» WORK TO COMPLETE
Every record should be written out exactly, with the pictures left out.
╭──
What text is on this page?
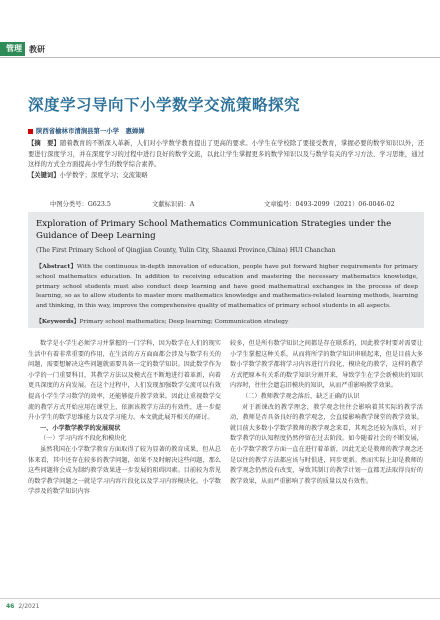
管理 教研
深度学习导向下小学数学交流策略探究
陕西省榆林市清涧县第一小学　惠婵婵
【摘　要】随着教育的不断深入革新，人们对小学数学教育提出了更高的要求。小学生在学校除了要接受教育，掌握必要的数学知识以外，还要进行深度学习，并在深度学习的过程中进行良好的数学交流，以此让学生掌握更多的数学知识以及与数学有关的学习方法、学习思维，通过这样的方式全方面提高小学生的数学综合素养。
【关键词】小学数学；深度学习；交流策略
中图分类号：G623.5	文献标识码：A	文章编号：0493-2099（2021）06-0046-02
Exploration of Primary School Mathematics Communication Strategies under the Guidance of Deep Learning
(The First Primary School of Qingjian County, Yulin City, Shaanxi Province,China) HUI Chanchan
【Abstract】With the continuous in-depth innovation of education, people have put forward higher requirements for primary school mathematics education. In addition to receiving education and mastering the necessary mathematics knowledge, primary school students must also conduct deep learning and have good mathematical exchanges in the process of deep learning, so as to allow students to master more mathematics knowledge and mathematics-related learning methods, learning and thinking, in this way, improve the comprehensive quality of mathematics of primary school students in all aspects.
【Keywords】Primary school mathematics; Deep learning; Communication strategy

数学是小学生必须学习并掌握的一门学科，因为数学在人们的现实生活中有着非常重要的作用，在生活的方方面面都会涉及与数学有关的问题，需要想解决这些问题就需要具备一定的数学知识。因此数学作为小学的一门重要科目，其教学方法以及模式在不断地进行着革新，向着更具深度的方向发展。在这个过程中，人们发现加强数学交流可以有效提高小学生学习数学的效率，还能够提升教学效果。因此让重视数学交流的教学方式开始应用在课堂上，依据该教学方法的有效性，进一步提升小学生的数学思维能力以及学习能力。本文就此展开相关的研讨。

一、小学数学教学的发展现状

（一）学习内容不段化和模块化

虽然我国在小学数学教育方面取得了较为显著的教育成果，但从总体来看，其中还存在较多的教学问题，如果不及时解决这些问题，那么这些问题将会成为制约教学效果进一步发展的阻碍因素。目前较为常见的数学教学问题之一就是学习内容片段化以及学习内容模块化。小学数学涉及的数学知识内容

较多，但是所有数学知识之间都是存在联系的，因此教学时要对需要让小学生掌握这种关系，从而将所学的数学知识串联起来，但是目前大多数小学数学教学都将学习内容进行片段化、模块化的教学，这样的教学方式把原本有关系的数学知识分割开来，导致学生在学会新模块的知识内容时，往往会遗忘旧模块的知识，从而严重影响教学效果。

（二）教师教学观念落后，缺乏正确的认识

对于新课改的教学理念，教学观念往往会影响着其实际的教学活动，教师是否具备良好的教学观念，会直接影响教学课堂的教学效果。就目前大多数小学数学教师的教学观念来看，其观念还较为落后，对于数学教学的认知程度仍然停留在过去阶段。如今随着社会的不断发展，在小学数学教学方面一直在进行着革新，因此无论是教师的教学观念还是以往的教学方法都应该与时俱进，同步更新。然而实际上却是教师的教学观念仍然没有改变，导致其制订的教学计划一直都无法取得良好的教学效果，从而严重影响了教学的质量以及有效性。

46 2/2021
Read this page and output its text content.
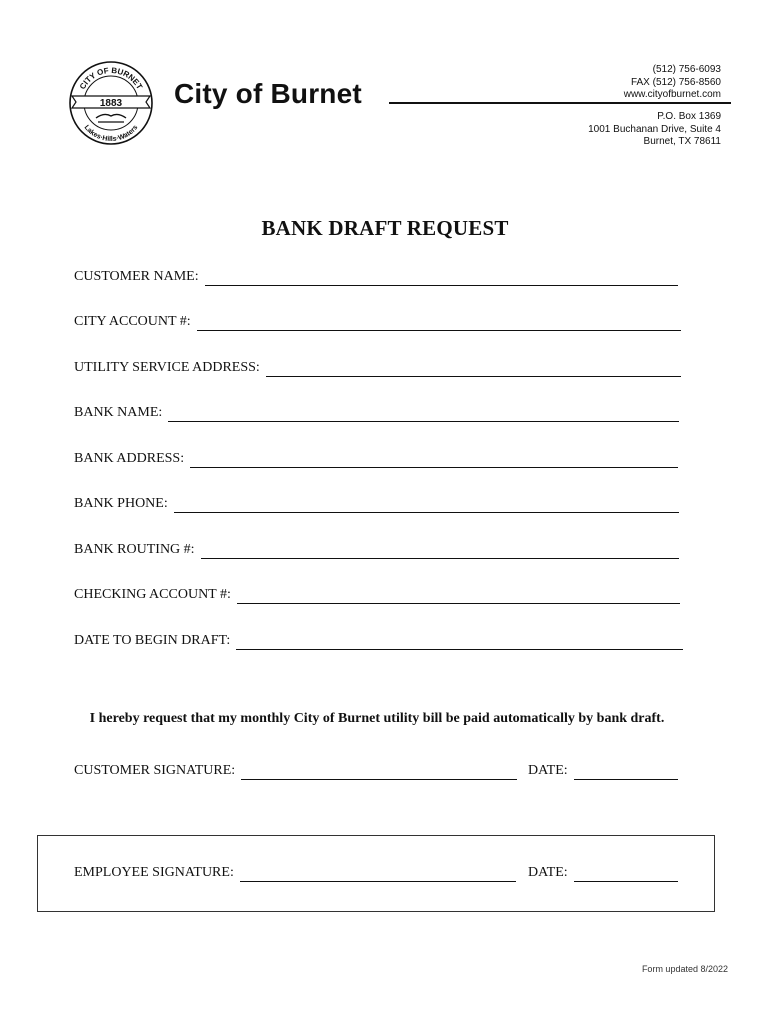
CITY OF BURNET
Lakes·Hills·Waters
1883 City of Burnet
(512) 756-6093
FAX (512) 756-8560
www.cityofburnet.com
P.O. Box 1369
1001 Buchanan Drive, Suite 4
Burnet, TX 78611
BANK DRAFT REQUEST
CUSTOMER NAME:
CITY ACCOUNT #:
UTILITY SERVICE ADDRESS:
BANK NAME:
BANK ADDRESS:
BANK PHONE:
BANK ROUTING #:
CHECKING ACCOUNT #:
DATE TO BEGIN DRAFT:
I hereby request that my monthly City of Burnet utility bill be paid automatically by bank draft.
CUSTOMER SIGNATURE:	DATE:
EMPLOYEE SIGNATURE:	DATE:
Form updated 8/2022
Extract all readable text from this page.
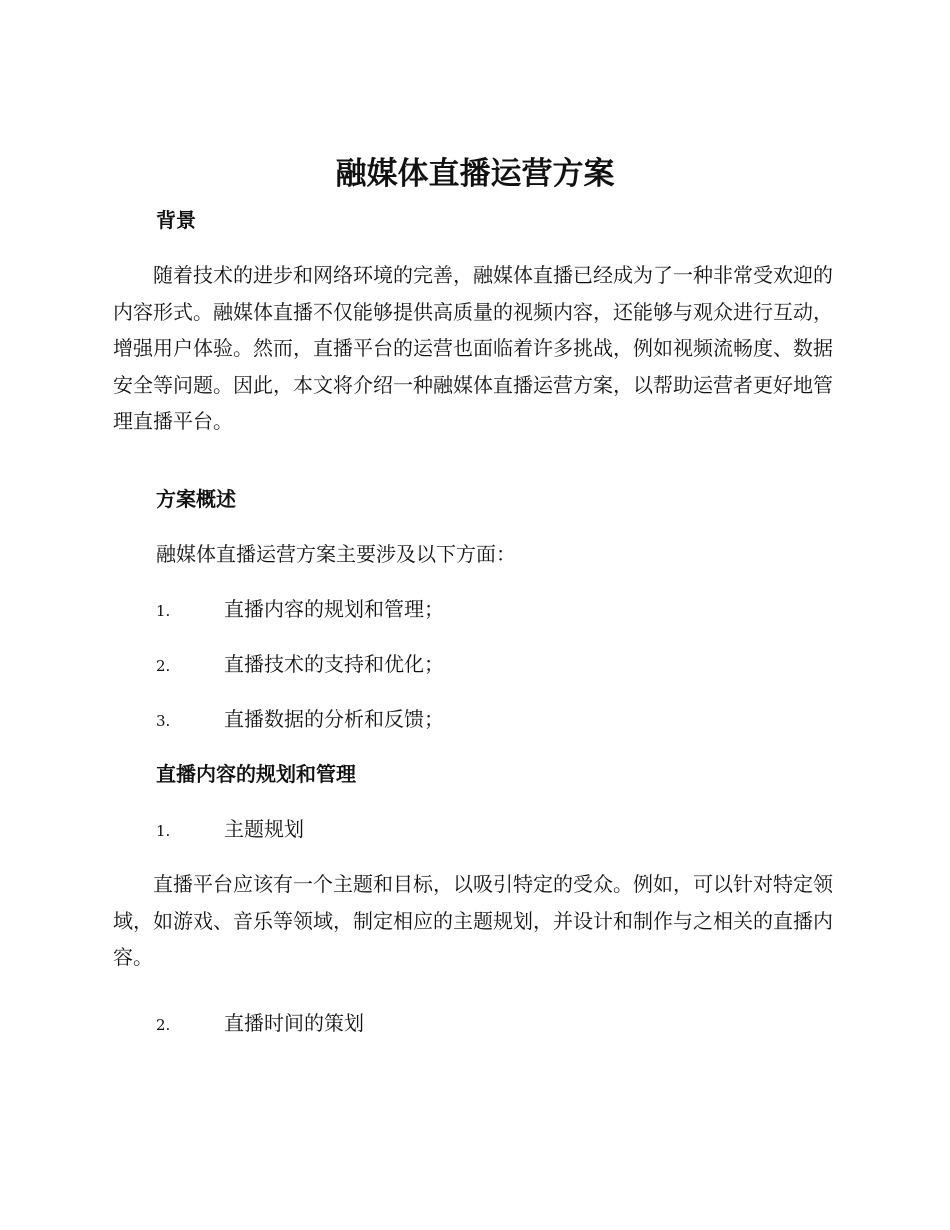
融媒体直播运营方案
背景

随着技术的进步和网络环境的完善，融媒体直播已经成为了一种非常受欢迎的内容形式。融媒体直播不仅能够提供高质量的视频内容，还能够与观众进行互动，增强用户体验。然而，直播平台的运营也面临着许多挑战，例如视频流畅度、数据安全等问题。因此，本文将介绍一种融媒体直播运营方案，以帮助运营者更好地管理直播平台。

方案概述

融媒体直播运营方案主要涉及以下方面：

1.	直播内容的规划和管理；
2.	直播技术的支持和优化；
3.	直播数据的分析和反馈；
直播内容的规划和管理
1.	主题规划

直播平台应该有一个主题和目标，以吸引特定的受众。例如，可以针对特定领域，如游戏、音乐等领域，制定相应的主题规划，并设计和制作与之相关的直播内容。

2.	直播时间的策划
╰──
» EXERCISE RESPONSE
What text is on this page?
管理 教研
深度学习导向下小学数学交流策略探究
陕西省榆林市清涧县第一小学　惠婵婵
【摘　要】随着教育的不断深入革新，人们对小学数学教育提出了更高的要求。小学生在学校除了要接受教育，掌握必要的数学知识以外，还要进行深度学习，并在深度学习的过程中进行良好的数学交流，以此让学生掌握更多的数学知识以及与数学有关的学习方法、学习思维，通过这样的方式全方面提高小学生的数学综合素养。
【关键词】小学数学；深度学习；交流策略
中图分类号：G623.5	文献标识码：A	文章编号：0493-2099（2021）06-0046-02
Exploration of Primary School Mathematics Communication Strategies under the Guidance of Deep Learning
(The First Primary School of Qingjian County, Yulin City, Shaanxi Province,China) HUI Chanchan
【Abstract】With the continuous in-depth innovation of education, people have put forward higher requirements for primary school mathematics education. In addition to receiving education and mastering the necessary mathematics knowledge, primary school students must also conduct deep learning and have good mathematical exchanges in the process of deep learning, so as to allow students to master more mathematics knowledge and mathematics-related learning methods, learning and thinking, in this way, improve the comprehensive quality of mathematics of primary school students in all aspects.
【Keywords】Primary school mathematics; Deep learning; Communication strategy

数学是小学生必须学习并掌握的一门学科，因为数学在人们的现实生活中有着非常重要的作用，在生活的方方面面都会涉及与数学有关的问题，需要想解决这些问题就需要具备一定的数学知识。因此数学作为小学的一门重要科目，其教学方法以及模式在不断地进行着革新，向着更具深度的方向发展。在这个过程中，人们发现加强数学交流可以有效提高小学生学习数学的效率，还能够提升教学效果。因此让重视数学交流的教学方式开始应用在课堂上，依据该教学方法的有效性，进一步提升小学生的数学思维能力以及学习能力。本文就此展开相关的研讨。

一、小学数学教学的发展现状

（一）学习内容不段化和模块化

虽然我国在小学数学教育方面取得了较为显著的教育成果，但从总体来看，其中还存在较多的教学问题，如果不及时解决这些问题，那么这些问题将会成为制约教学效果进一步发展的阻碍因素。目前较为常见的数学教学问题之一就是学习内容片段化以及学习内容模块化。小学数学涉及的数学知识内容

较多，但是所有数学知识之间都是存在联系的，因此教学时要对需要让小学生掌握这种关系，从而将所学的数学知识串联起来，但是目前大多数小学数学教学都将学习内容进行片段化、模块化的教学，这样的教学方式把原本有关系的数学知识分割开来，导致学生在学会新模块的知识内容时，往往会遗忘旧模块的知识，从而严重影响教学效果。

（二）教师教学观念落后，缺乏正确的认识

对于新课改的教学理念，教学观念往往会影响着其实际的教学活动，教师是否具备良好的教学观念，会直接影响教学课堂的教学效果。就目前大多数小学数学教师的教学观念来看，其观念还较为落后，对于数学教学的认知程度仍然停留在过去阶段。如今随着社会的不断发展，在小学数学教学方面一直在进行着革新，因此无论是教师的教学观念还是以往的教学方法都应该与时俱进，同步更新。然而实际上却是教师的教学观念仍然没有改变，导致其制订的教学计划一直都无法取得良好的教学效果，从而严重影响了教学的质量以及有效性。

46 2/2021
Read this page and output its text content.
CITY OF BURNET
Lakes·Hills·Waters
1883 City of Burnet
(512) 756-6093
FAX (512) 756-8560
www.cityofburnet.com
P.O. Box 1369
1001 Buchanan Drive, Suite 4
Burnet, TX 78611
BANK DRAFT REQUEST
CUSTOMER NAME:
CITY ACCOUNT #:
UTILITY SERVICE ADDRESS:
BANK NAME:
BANK ADDRESS:
BANK PHONE:
BANK ROUTING #:
CHECKING ACCOUNT #:
DATE TO BEGIN DRAFT:
I hereby request that my monthly City of Burnet utility bill be paid automatically by bank draft.
CUSTOMER SIGNATURE:	DATE:
EMPLOYEE SIGNATURE:	DATE:
Form updated 8/2022
Extract all readable text from this page.
融媒体直播运营方案
背景

随着技术的进步和网络环境的完善，融媒体直播已经成为了一种非常受欢迎的内容形式。融媒体直播不仅能够提供高质量的视频内容，还能够与观众进行互动，增强用户体验。然而，直播平台的运营也面临着许多挑战，例如视频流畅度、数据安全等问题。因此，本文将介绍一种融媒体直播运营方案，以帮助运营者更好地管理直播平台。

方案概述

融媒体直播运营方案主要涉及以下方面：

1.	直播内容的规划和管理；
2.	直播技术的支持和优化；
3.	直播数据的分析和反馈；
直播内容的规划和管理
1.	主题规划

直播平台应该有一个主题和目标，以吸引特定的受众。例如，可以针对特定领域，如游戏、音乐等领域，制定相应的主题规划，并设计和制作与之相关的直播内容。

2.	直播时间的策划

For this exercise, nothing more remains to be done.